Copy each line of the material below that includes the string "negative".

*PROVIDED ENTRIES*
<<<<
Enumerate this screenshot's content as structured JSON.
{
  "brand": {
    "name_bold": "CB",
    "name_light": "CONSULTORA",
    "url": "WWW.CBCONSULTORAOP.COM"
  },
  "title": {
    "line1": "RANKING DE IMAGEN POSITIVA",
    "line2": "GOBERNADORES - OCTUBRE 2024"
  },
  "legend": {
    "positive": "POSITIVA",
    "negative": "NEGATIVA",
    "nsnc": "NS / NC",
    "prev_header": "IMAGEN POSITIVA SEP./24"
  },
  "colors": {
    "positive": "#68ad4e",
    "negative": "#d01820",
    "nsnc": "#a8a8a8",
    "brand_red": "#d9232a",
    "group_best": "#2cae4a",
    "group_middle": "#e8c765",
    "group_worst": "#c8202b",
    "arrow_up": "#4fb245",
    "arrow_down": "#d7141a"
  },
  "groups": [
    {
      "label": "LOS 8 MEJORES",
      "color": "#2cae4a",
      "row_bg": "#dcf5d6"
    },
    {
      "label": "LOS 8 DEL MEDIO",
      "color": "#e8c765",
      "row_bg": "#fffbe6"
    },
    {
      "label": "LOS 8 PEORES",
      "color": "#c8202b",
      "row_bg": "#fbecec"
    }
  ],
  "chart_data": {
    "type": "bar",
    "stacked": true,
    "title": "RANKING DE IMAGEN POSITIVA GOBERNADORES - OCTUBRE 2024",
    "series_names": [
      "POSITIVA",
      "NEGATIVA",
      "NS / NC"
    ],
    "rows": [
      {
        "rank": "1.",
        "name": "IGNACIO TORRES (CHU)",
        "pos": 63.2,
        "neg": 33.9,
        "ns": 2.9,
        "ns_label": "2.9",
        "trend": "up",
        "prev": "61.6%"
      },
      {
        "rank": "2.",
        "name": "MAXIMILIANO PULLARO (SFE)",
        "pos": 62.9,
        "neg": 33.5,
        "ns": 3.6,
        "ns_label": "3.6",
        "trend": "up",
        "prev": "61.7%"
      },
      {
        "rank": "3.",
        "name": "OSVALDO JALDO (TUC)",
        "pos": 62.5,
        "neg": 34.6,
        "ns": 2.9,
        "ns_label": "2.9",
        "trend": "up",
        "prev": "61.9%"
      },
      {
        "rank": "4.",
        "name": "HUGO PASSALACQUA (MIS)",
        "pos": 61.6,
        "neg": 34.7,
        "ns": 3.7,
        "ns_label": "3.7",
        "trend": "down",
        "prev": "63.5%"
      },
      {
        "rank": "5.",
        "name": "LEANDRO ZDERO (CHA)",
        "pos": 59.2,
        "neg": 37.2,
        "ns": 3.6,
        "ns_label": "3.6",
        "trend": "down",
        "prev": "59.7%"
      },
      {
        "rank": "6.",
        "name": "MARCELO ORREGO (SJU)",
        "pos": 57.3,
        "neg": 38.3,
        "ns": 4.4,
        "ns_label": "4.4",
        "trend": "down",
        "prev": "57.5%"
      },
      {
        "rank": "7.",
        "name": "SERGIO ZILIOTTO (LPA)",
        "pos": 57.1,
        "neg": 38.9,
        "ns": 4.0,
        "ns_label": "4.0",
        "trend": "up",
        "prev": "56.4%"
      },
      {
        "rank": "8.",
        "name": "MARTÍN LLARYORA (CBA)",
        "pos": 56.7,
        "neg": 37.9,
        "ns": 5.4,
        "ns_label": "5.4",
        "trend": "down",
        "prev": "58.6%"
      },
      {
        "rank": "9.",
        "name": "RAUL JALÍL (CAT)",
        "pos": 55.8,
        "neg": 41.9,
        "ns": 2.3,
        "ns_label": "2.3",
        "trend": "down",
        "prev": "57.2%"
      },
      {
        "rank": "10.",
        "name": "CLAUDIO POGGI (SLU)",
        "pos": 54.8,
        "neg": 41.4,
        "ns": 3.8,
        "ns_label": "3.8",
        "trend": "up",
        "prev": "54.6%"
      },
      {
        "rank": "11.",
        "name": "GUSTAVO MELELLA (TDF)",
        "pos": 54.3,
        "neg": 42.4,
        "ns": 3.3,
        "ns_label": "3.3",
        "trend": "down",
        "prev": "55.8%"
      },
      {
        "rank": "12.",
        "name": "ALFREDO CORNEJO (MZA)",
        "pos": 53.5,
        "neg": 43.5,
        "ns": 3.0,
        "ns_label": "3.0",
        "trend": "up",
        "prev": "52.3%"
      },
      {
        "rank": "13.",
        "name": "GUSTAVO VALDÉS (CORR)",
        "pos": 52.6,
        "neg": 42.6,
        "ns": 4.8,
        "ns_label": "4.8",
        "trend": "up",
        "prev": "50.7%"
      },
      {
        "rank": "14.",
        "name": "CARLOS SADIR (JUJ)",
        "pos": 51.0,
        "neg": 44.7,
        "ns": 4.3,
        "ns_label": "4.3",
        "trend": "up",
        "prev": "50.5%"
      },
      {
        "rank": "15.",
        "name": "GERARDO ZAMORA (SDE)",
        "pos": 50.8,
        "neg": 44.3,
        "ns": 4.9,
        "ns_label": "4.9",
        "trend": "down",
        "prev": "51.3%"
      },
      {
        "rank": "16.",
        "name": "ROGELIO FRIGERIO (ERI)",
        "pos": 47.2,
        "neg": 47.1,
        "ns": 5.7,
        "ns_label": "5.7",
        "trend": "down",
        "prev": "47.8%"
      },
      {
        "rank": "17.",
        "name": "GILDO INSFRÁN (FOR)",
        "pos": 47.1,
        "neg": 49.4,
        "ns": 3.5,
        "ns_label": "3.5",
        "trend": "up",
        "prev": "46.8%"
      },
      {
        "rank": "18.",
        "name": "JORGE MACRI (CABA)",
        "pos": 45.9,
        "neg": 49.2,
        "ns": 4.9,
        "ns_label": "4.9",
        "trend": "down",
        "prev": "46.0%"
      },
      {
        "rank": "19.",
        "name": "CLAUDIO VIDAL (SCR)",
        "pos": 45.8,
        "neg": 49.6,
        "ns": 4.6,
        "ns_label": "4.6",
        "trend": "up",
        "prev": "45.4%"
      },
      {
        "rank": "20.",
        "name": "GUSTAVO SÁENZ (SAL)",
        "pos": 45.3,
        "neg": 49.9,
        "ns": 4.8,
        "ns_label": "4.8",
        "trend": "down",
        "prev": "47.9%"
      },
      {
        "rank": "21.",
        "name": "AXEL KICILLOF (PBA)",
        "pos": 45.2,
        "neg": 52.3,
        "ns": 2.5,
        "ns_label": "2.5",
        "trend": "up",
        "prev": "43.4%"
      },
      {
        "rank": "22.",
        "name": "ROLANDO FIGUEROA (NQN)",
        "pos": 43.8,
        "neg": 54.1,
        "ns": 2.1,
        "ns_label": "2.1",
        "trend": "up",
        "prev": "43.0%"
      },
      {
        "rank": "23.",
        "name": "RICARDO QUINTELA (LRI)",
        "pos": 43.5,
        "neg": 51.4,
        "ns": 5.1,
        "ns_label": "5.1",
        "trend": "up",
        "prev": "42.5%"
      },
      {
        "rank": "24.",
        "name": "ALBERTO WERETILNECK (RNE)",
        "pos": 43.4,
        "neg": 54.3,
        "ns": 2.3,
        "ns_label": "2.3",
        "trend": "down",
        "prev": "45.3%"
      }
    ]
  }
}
>>>>
*THE RESULT*
    "negative": "NEGATIVA",
    "negative": "#d01820",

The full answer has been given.